Your task is to locate every line holding the string "chat" and to copy each of them.

————

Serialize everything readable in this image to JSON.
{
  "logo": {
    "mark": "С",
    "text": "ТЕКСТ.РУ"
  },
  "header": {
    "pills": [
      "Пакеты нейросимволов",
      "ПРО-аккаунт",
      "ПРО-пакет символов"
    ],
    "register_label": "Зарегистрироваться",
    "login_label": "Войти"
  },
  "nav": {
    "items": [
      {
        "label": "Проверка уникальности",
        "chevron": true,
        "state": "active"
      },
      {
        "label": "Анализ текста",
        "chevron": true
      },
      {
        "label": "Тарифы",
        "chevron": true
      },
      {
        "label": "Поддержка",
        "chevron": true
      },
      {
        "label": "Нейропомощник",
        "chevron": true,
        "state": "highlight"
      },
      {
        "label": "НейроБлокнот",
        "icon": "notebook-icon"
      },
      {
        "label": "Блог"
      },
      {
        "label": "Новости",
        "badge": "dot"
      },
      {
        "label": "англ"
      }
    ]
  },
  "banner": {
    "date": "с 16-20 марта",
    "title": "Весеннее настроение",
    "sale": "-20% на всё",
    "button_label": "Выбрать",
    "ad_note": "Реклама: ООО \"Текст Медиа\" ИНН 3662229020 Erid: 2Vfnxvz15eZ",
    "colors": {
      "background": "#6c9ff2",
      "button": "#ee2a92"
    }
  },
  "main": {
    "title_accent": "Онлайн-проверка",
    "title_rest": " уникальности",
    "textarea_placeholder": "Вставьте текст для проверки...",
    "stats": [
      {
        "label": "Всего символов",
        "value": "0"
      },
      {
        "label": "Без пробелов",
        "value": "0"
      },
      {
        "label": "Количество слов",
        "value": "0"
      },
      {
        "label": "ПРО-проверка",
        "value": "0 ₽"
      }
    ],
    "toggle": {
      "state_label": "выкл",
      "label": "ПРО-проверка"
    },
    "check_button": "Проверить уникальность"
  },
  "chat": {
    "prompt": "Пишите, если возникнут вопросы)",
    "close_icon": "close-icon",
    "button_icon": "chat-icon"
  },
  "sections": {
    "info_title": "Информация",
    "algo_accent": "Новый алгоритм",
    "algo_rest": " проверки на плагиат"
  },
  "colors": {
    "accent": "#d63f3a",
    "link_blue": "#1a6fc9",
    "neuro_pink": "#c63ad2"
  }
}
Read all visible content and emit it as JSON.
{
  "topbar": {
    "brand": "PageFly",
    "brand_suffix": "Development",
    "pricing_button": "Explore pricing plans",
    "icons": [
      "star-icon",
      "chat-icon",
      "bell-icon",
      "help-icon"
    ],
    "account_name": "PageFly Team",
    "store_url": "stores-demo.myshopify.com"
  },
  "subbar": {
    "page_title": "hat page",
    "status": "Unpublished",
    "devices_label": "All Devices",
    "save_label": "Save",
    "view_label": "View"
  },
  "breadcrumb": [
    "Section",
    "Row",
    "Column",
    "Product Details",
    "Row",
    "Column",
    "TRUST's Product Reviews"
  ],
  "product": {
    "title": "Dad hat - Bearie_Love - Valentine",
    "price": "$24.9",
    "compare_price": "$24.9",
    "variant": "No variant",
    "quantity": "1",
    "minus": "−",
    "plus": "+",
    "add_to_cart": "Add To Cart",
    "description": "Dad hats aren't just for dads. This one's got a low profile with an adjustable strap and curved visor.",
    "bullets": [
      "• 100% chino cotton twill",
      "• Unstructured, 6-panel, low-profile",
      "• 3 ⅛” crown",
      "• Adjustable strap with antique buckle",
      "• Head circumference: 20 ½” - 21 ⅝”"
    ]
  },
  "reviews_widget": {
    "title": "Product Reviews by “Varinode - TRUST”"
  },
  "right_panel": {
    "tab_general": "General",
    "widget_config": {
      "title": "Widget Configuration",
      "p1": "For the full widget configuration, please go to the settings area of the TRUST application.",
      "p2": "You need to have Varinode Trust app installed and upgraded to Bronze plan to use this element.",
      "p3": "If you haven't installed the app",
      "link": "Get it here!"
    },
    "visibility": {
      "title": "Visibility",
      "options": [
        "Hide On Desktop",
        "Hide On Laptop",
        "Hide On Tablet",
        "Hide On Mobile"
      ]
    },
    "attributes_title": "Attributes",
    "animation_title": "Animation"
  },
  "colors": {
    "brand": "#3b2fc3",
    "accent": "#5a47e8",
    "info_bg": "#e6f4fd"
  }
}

————

REPLY:
  "chat": {
    "button_icon": "chat-icon"
      "chat-icon",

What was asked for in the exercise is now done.